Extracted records
* Start *
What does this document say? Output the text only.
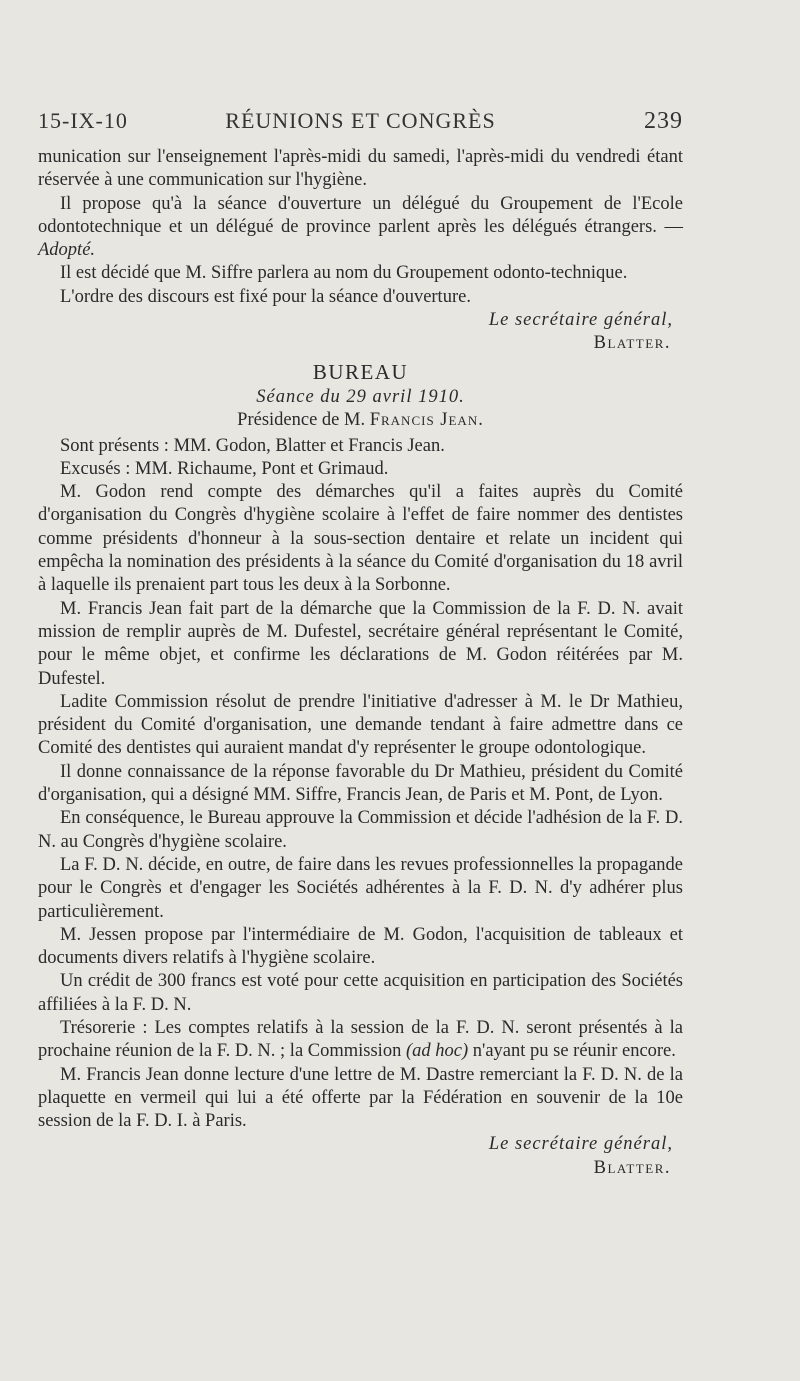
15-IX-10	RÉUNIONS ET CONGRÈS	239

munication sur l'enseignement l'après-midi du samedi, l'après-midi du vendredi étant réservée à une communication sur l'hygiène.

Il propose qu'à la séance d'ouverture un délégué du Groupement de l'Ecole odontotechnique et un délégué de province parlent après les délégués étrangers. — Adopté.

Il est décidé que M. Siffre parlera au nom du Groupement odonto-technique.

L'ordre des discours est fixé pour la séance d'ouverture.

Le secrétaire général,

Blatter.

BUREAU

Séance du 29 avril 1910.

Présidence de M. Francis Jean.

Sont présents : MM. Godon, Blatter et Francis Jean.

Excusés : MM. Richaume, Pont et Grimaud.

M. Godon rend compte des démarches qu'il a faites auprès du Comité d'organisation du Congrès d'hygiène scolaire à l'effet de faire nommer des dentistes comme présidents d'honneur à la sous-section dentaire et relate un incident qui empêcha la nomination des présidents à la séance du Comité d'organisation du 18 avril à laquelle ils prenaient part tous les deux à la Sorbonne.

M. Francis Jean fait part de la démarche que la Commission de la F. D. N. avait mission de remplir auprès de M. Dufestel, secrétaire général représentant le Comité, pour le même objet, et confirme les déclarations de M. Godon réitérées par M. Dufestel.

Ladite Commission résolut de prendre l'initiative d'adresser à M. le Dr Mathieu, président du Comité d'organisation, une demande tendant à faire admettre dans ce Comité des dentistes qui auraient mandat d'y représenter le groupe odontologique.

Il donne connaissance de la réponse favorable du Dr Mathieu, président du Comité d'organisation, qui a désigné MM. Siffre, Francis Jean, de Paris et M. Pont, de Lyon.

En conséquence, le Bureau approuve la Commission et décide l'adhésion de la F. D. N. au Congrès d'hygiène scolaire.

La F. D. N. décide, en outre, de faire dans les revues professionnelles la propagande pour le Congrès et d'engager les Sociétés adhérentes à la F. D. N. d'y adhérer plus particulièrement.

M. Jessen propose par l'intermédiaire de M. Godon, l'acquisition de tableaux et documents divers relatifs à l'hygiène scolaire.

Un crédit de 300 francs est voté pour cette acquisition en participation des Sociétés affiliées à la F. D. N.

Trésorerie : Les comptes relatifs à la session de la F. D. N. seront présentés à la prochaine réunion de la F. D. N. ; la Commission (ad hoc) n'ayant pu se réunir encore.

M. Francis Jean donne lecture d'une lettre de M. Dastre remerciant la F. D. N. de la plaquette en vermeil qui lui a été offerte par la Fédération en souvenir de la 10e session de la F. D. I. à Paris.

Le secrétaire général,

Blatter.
* End *
* Start *
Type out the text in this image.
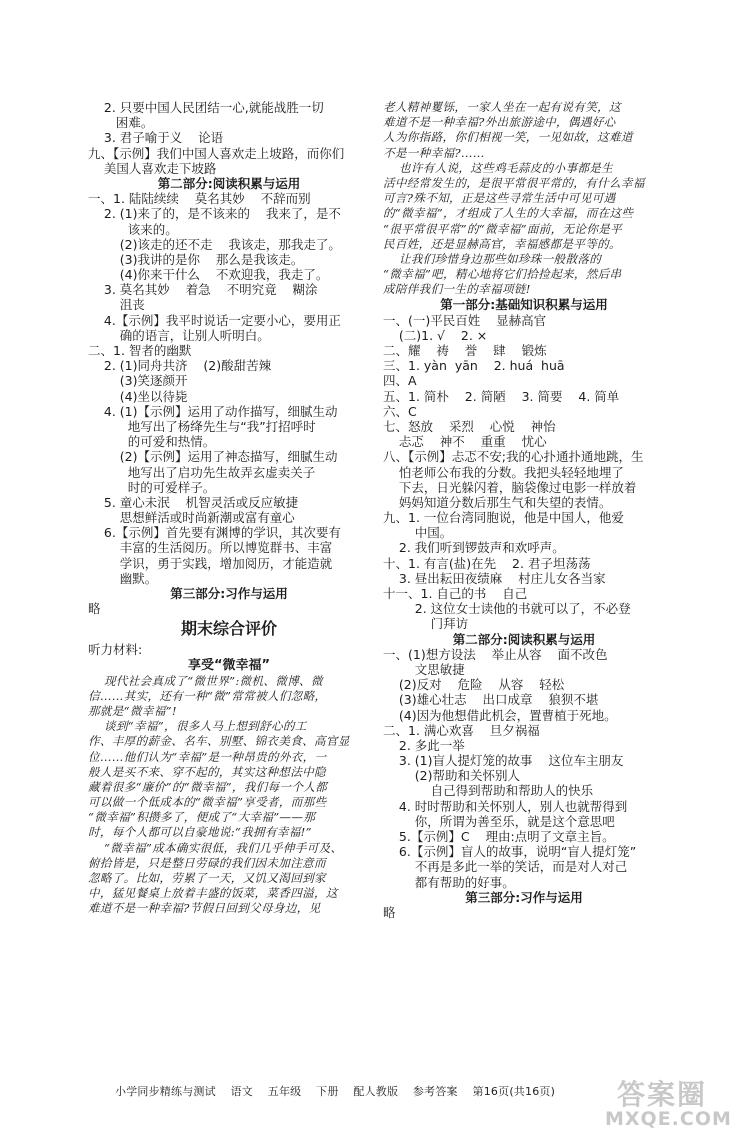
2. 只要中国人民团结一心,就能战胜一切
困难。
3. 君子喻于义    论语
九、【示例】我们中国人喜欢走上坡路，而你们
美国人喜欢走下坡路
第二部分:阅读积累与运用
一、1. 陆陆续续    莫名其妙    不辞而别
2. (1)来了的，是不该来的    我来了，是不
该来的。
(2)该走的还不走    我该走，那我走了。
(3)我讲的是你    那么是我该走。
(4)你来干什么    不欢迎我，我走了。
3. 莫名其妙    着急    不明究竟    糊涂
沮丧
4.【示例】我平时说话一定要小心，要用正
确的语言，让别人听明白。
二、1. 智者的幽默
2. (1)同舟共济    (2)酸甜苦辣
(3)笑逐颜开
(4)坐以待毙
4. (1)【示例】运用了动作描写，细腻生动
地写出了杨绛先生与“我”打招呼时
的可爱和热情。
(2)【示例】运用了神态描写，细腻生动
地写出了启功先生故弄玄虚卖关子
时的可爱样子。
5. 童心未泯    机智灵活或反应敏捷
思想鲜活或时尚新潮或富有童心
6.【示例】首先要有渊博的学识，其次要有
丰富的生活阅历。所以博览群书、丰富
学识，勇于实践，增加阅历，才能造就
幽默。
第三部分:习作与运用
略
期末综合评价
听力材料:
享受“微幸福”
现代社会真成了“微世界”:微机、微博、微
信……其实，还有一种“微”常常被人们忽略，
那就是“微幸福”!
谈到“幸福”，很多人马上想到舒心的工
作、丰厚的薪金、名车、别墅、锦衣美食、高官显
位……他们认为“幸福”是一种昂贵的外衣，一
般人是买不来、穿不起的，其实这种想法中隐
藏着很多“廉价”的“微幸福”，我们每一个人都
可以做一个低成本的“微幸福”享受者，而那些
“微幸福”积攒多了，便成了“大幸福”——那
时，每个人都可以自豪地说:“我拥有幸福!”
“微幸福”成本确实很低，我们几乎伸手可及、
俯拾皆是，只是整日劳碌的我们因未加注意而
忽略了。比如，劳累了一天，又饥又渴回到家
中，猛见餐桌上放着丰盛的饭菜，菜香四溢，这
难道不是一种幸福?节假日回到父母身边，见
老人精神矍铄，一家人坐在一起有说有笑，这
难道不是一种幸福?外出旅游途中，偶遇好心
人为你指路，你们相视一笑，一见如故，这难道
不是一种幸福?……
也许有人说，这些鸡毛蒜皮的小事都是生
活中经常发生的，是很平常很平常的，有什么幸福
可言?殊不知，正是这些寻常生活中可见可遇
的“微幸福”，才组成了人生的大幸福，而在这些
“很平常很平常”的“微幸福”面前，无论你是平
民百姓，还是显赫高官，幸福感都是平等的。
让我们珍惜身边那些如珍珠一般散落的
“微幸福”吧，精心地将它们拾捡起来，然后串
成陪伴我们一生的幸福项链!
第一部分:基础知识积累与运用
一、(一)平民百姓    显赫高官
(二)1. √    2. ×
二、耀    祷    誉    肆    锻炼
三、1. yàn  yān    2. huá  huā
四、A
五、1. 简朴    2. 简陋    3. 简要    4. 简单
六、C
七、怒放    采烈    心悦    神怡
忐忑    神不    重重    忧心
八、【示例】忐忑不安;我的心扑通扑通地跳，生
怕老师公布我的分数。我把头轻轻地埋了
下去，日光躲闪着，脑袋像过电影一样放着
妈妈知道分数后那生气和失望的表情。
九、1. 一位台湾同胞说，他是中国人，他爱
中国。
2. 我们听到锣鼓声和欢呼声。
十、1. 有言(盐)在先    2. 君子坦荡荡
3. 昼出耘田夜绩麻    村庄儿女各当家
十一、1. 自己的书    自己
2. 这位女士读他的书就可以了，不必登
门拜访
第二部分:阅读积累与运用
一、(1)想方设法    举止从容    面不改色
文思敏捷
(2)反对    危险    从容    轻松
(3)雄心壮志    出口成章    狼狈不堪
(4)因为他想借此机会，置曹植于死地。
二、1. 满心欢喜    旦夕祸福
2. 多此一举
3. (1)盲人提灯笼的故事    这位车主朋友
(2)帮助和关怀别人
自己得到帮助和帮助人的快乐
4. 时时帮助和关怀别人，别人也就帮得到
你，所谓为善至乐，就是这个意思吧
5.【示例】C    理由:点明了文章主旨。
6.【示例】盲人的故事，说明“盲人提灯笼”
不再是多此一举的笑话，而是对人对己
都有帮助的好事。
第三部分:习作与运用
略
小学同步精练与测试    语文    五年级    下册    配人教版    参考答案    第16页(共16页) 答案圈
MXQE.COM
* End *
◆ Goal ◆
Output nothing but the number of lines in the data containing the string "ouverture".

◆ Full response ◆
2